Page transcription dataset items
# # # # #
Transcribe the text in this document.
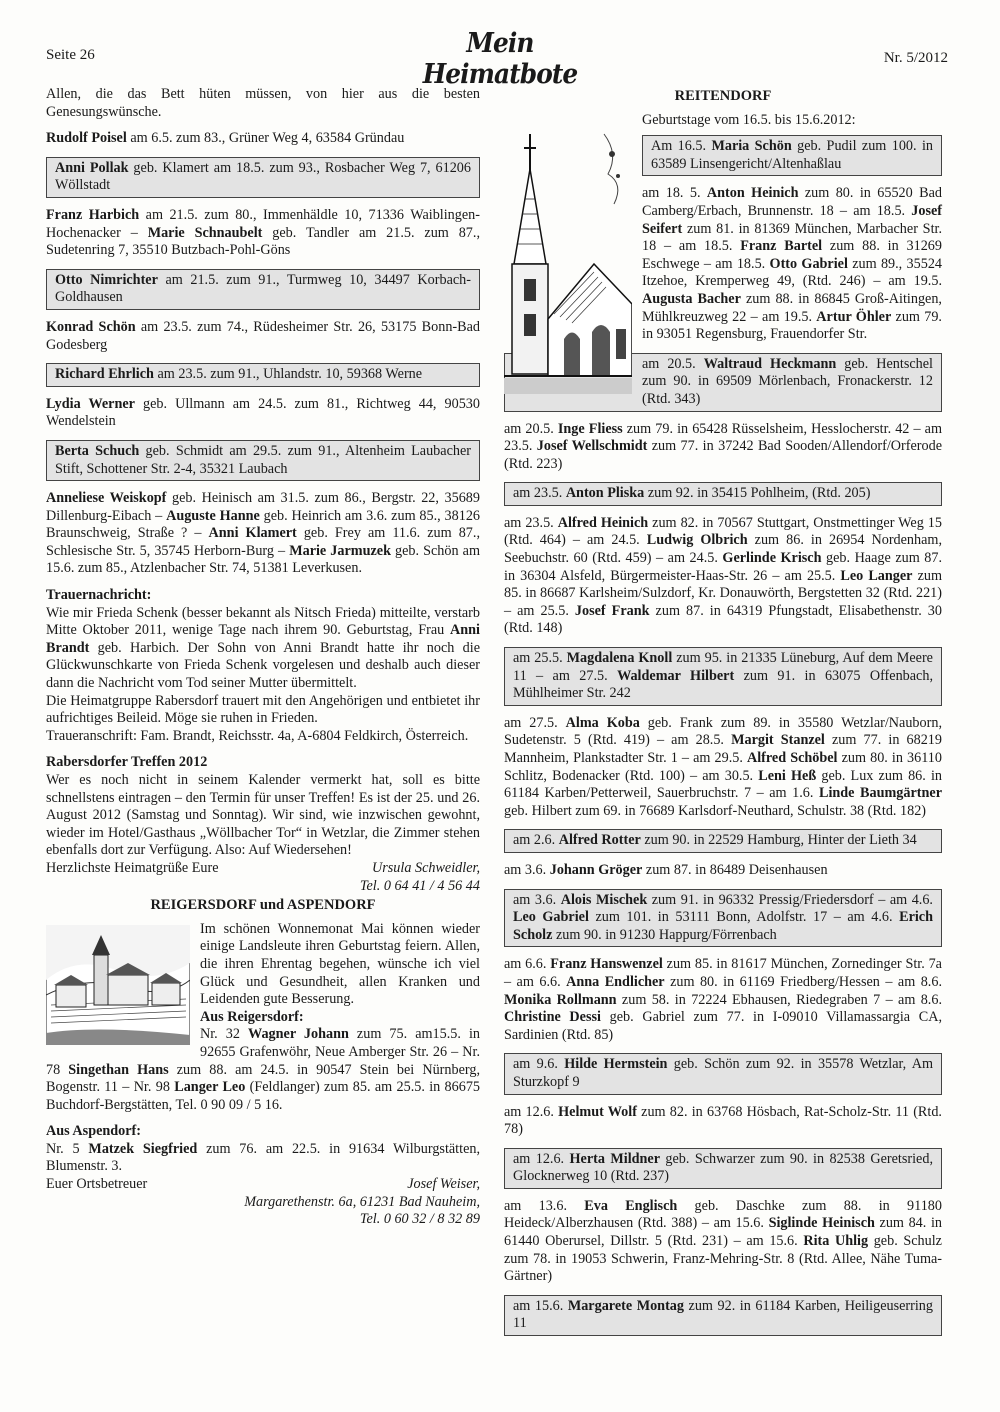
Seite 26	Mein Heimatbote
Nr. 5/2012

Allen, die das Bett hüten müssen, von hier aus die besten Genesungswünsche.

Rudolf Poisel am 6.5. zum 83., Grüner Weg 4, 63584 Gründau

Anni Pollak geb. Klamert am 18.5. zum 93., Rosbacher Weg 7, 61206 Wöllstadt

Franz Harbich am 21.5. zum 80., Immenhäldle 10, 71336 Waiblingen-Hochenacker – Marie Schnaubelt geb. Tandler am 21.5. zum 87., Sudetenring 7, 35510 Butzbach-Pohl-Göns

Otto Nimrichter am 21.5. zum 91., Turmweg 10, 34497 Korbach-Goldhausen

Konrad Schön am 23.5. zum 74., Rüdesheimer Str. 26, 53175 Bonn-Bad Godesberg

Richard Ehrlich am 23.5. zum 91., Uhlandstr. 10, 59368 Werne

Lydia Werner geb. Ullmann am 24.5. zum 81., Richtweg 44, 90530 Wendelstein

Berta Schuch geb. Schmidt am 29.5. zum 91., Altenheim Laubacher Stift, Schottener Str. 2-4, 35321 Laubach

Anneliese Weiskopf geb. Heinisch am 31.5. zum 86., Bergstr. 22, 35689 Dillenburg-Eibach – Auguste Hanne geb. Heinrich am 3.6. zum 85., 38126 Braunschweig, Straße ? – Anni Klamert geb. Frey am 11.6. zum 87., Schlesische Str. 5, 35745 Herborn-Burg – Marie Jarmuzek geb. Schön am 15.6. zum 85., Atzlenbacher Str. 74, 51381 Leverkusen.

Trauernachricht:

Wie mir Frieda Schenk (besser bekannt als Nitsch Frieda) mitteilte, verstarb Mitte Oktober 2011, wenige Tage nach ihrem 90. Geburtstag, Frau Anni Brandt geb. Harbich. Der Sohn von Anni Brandt hatte ihr noch die Glückwunschkarte von Frieda Schenk vorgelesen und deshalb auch dieser dann die Nachricht vom Tod seiner Mutter übermittelt.

Die Heimatgruppe Rabersdorf trauert mit den Angehörigen und entbietet ihr aufrichtiges Beileid. Möge sie ruhen in Frieden.

Traueranschrift: Fam. Brandt, Reichsstr. 4a, A-6804 Feldkirch, Österreich.

Rabersdorfer Treffen 2012

Wer es noch nicht in seinem Kalender vermerkt hat, soll es bitte schnellstens eintragen – den Termin für unser Treffen! Es ist der 25. und 26. August 2012 (Samstag und Sonntag). Wir sind, wie inzwischen gewohnt, wieder im Hotel/Gasthaus „Wöllbacher Tor“ in Wetzlar, die Zimmer stehen ebenfalls dort zur Verfügung. Also: Auf Wiedersehen!

Herzlichste Heimatgrüße Eure	Ursula Schweidler,
Tel. 0 64 41 / 4 56 44
REIGERSDORF und ASPENDORF

Im schönen Wonnemonat Mai können wieder einige Landsleute ihren Geburtstag feiern. Allen, die ihren Ehrentag begehen, wünsche ich viel Glück und Gesundheit, allen Kranken und Leidenden gute Besserung.

Aus Reigersdorf:

Nr. 32 Wagner Johann zum 75. am15.5. in 92655 Grafenwöhr, Neue Amberger Str. 26 – Nr. 78 Singethan Hans zum 88. am 24.5. in 90547 Stein bei Nürnberg, Bogenstr. 11 – Nr. 98 Langer Leo (Feldlanger) zum 85. am 25.5. in 86675 Buchdorf-Bergstätten, Tel. 0 90 09 / 5 16.

Aus Aspendorf:

Nr. 5 Matzek Siegfried zum 76. am 22.5. in 91634 Wilburgstätten, Blumenstr. 3.

Euer Ortsbetreuer	Josef Weiser,
Margarethenstr. 6a, 61231 Bad Nauheim,
Tel. 0 60 32 / 8 32 89
REITENDORF

Geburtstage vom 16.5. bis 15.6.2012:

Am 16.5. Maria Schön geb. Pudil zum 100. in 63589 Linsengericht/Altenhaßlau

am 18. 5. Anton Heinich zum 80. in 65520 Bad Camberg/Erbach, Brunnenstr. 18 – am 18.5. Josef Seifert zum 81. in 81369 München, Marbacher Str. 18 – am 18.5. Franz Bartel zum 88. in 31269 Eschwege – am 18.5. Otto Gabriel zum 89., 35524 Itzehoe, Kremperweg 49, (Rtd. 246) – am 19.5. Augusta Bacher zum 88. in 86845 Groß-Aitingen, Mühlkreuzweg 22 – am 19.5. Artur Öhler zum 79. in 93051 Regensburg, Frauendorfer Str.

am 20.5. Waltraud Heckmann geb. Hentschel zum 90. in 69509 Mörlenbach, Fronackerstr. 12 (Rtd. 343)

am 20.5. Inge Fliess zum 79. in 65428 Rüsselsheim, Hesslocherstr. 42 – am 23.5. Josef Wellschmidt zum 77. in 37242 Bad Sooden/Allendorf/Orferode (Rtd. 223)

am 23.5. Anton Pliska zum 92. in 35415 Pohlheim, (Rtd. 205)

am 23.5. Alfred Heinich zum 82. in 70567 Stuttgart, Onstmettinger Weg 15 (Rtd. 464) – am 24.5. Ludwig Olbrich zum 86. in 26954 Nordenham, Seebuchstr. 60 (Rtd. 459) – am 24.5. Gerlinde Krisch geb. Haage zum 87. in 36304 Alsfeld, Bürgermeister-Haas-Str. 26 – am 25.5. Leo Langer zum 85. in 86687 Karlsheim/Sulzdorf, Kr. Donauwörth, Bergstetten 32 (Rtd. 221) – am 25.5. Josef Frank zum 87. in 64319 Pfungstadt, Elisabethenstr. 30 (Rtd. 148)

am 25.5. Magdalena Knoll zum 95. in 21335 Lüneburg, Auf dem Meere 11 – am 27.5. Waldemar Hilbert zum 91. in 63075 Offenbach, Mühlheimer Str. 242

am 27.5. Alma Koba geb. Frank zum 89. in 35580 Wetzlar/Nauborn, Sudetenstr. 5 (Rtd. 419) – am 28.5. Margit Stanzel zum 77. in 68219 Mannheim, Plankstadter Str. 1 – am 29.5. Alfred Schöbel zum 80. in 36110 Schlitz, Bodenacker (Rtd. 100) – am 30.5. Leni Heß geb. Lux zum 86. in 61184 Karben/Petterweil, Sauerbruchstr. 7 – am 1.6. Linde Baumgärtner geb. Hilbert zum 69. in 76689 Karlsdorf-Neuthard, Schulstr. 38 (Rtd. 182)

am 2.6. Alfred Rotter zum 90. in 22529 Hamburg, Hinter der Lieth 34

am 3.6. Johann Gröger zum 87. in 86489 Deisenhausen

am 3.6. Alois Mischek zum 91. in 96332 Pressig/Friedersdorf – am 4.6. Leo Gabriel zum 101. in 53111 Bonn, Adolfstr. 17 – am 4.6. Erich Scholz zum 90. in 91230 Happurg/Förrenbach

am 6.6. Franz Hanswenzel zum 85. in 81617 München, Zornedinger Str. 7a – am 6.6. Anna Endlicher zum 80. in 61169 Friedberg/Hessen – am 8.6. Monika Rollmann zum 58. in 72224 Ebhausen, Riedegraben 7 – am 8.6. Christine Dessi geb. Gabriel zum 77. in I-09010 Villamassargia CA, Sardinien (Rtd. 85)

am 9.6. Hilde Hermstein geb. Schön zum 92. in 35578 Wetzlar, Am Sturzkopf 9

am 12.6. Helmut Wolf zum 82. in 63768 Hösbach, Rat-Scholz-Str. 11 (Rtd. 78)

am 12.6. Herta Mildner geb. Schwarzer zum 90. in 82538 Geretsried, Glocknerweg 10 (Rtd. 237)

am 13.6. Eva Englisch geb. Daschke zum 88. in 91180 Heideck/Alberzhausen (Rtd. 388) – am 15.6. Siglinde Heinisch zum 84. in 61440 Oberursel, Dillstr. 5 (Rtd. 231) – am 15.6. Rita Uhlig geb. Schulz zum 78. in 19053 Schwerin, Franz-Mehring-Str. 8 (Rtd. Allee, Nähe Tuma-Gärtner)

am 15.6. Margarete Montag zum 92. in 61184 Karben, Heiligeuserring 11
# # # # #
WORK REQUEST: Return, in full, every line of these entries that holds "Brandt".

ANSWER TO THE EXERCISE:
Wie mir Frieda Schenk (besser bekannt als Nitsch Frieda) mitteilte, verstarb Mitte Oktober 2011, wenige Tage nach ihrem 90. Geburtstag, Frau Anni Brandt geb. Harbich. Der Sohn von Anni Brandt hatte ihr noch die Glückwunschkarte von Frieda Schenk vorgelesen und deshalb auch dieser dann die Nachricht vom Tod seiner Mutter übermittelt.
Traueranschrift: Fam. Brandt, Reichsstr. 4a, A-6804 Feldkirch, Österreich.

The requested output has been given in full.